Your instructions:
Select the lines that hold the word "convertObjectToQueryString" and copy each one.

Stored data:
· · ·
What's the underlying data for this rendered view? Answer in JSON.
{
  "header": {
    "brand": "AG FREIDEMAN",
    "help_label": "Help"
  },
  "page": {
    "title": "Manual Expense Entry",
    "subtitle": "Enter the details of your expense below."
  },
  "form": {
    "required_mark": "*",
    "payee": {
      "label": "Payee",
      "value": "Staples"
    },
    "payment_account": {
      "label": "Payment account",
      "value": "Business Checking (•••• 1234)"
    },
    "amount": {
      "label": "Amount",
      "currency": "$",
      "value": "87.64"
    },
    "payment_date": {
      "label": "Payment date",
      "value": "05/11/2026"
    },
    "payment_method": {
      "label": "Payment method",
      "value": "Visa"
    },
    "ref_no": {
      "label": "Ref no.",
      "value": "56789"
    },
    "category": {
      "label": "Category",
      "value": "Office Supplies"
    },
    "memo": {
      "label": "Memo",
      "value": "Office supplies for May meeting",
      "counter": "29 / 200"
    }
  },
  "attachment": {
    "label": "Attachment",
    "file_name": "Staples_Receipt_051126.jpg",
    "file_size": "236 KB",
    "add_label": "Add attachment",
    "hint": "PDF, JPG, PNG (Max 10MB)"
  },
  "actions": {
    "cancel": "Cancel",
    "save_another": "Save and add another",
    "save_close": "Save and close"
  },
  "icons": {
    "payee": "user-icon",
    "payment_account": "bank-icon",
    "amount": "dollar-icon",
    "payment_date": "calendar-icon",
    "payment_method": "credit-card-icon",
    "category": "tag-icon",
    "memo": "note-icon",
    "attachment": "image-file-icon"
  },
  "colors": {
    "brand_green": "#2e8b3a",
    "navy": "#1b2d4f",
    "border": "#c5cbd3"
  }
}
· · ·
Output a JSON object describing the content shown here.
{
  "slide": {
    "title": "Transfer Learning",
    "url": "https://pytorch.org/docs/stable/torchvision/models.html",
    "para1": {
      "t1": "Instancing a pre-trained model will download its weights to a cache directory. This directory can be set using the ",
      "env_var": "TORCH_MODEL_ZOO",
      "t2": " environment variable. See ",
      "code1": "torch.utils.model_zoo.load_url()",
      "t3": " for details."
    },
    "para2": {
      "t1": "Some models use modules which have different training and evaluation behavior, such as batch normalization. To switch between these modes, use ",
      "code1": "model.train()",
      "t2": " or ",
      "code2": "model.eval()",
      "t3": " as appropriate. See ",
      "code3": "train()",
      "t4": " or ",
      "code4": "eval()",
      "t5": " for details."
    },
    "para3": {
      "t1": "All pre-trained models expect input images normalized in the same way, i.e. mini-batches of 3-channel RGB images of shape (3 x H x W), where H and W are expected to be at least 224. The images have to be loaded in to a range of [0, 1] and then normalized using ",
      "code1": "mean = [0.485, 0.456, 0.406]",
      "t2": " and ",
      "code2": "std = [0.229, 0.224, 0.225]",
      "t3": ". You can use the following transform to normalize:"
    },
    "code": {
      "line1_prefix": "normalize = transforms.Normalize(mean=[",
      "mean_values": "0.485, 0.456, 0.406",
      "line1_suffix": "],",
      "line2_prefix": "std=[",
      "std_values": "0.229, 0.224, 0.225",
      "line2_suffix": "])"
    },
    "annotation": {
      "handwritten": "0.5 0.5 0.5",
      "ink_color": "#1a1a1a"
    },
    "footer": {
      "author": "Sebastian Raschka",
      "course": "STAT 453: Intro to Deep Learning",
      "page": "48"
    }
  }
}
· · ·
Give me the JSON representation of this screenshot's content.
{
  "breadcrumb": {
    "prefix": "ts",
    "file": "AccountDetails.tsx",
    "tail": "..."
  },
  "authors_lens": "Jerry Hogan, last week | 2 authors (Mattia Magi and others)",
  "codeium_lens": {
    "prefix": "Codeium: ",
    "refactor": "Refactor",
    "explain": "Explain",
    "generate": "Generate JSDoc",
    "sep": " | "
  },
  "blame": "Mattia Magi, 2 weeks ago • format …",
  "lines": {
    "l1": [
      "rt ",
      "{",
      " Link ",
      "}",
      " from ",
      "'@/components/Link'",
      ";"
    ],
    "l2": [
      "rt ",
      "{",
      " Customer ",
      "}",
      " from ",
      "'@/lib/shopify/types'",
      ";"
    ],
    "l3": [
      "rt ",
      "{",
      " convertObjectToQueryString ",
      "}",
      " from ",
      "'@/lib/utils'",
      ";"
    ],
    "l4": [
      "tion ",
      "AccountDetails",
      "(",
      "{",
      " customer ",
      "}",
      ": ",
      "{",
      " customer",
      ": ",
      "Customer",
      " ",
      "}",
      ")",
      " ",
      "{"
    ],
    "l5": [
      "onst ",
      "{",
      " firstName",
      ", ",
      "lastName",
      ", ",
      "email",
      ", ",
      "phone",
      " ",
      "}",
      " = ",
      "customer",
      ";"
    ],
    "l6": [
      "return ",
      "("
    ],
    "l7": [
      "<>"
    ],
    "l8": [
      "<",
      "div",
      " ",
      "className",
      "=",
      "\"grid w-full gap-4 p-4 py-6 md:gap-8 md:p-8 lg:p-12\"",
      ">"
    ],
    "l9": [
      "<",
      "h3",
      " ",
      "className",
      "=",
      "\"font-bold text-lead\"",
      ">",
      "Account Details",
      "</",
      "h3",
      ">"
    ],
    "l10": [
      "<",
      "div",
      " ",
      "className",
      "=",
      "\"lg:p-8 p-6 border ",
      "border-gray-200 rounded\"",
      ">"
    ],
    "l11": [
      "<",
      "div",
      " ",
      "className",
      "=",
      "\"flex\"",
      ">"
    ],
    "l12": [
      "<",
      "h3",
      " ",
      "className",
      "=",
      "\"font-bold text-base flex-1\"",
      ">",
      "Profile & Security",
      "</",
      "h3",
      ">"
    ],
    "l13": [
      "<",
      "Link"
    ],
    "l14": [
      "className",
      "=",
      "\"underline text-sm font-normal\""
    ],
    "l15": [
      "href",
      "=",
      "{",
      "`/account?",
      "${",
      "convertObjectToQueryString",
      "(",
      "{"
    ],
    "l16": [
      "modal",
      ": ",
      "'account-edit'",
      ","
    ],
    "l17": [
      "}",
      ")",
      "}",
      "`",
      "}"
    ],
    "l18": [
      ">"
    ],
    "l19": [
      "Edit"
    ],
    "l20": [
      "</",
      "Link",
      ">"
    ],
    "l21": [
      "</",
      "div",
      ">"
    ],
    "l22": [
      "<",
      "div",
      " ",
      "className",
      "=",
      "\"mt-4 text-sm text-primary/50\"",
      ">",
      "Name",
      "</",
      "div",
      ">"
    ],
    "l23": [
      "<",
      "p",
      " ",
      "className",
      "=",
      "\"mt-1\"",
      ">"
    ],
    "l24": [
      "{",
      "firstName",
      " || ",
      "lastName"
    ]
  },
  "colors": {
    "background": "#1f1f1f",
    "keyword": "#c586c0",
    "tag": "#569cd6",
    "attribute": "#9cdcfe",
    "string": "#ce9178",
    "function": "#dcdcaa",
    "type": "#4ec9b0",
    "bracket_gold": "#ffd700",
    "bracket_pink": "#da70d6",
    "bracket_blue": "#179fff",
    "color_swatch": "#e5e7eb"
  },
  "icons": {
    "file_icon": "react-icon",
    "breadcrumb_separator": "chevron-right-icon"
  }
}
· · ·
Result of the task:
      " convertObjectToQueryString ",
      "convertObjectToQueryString",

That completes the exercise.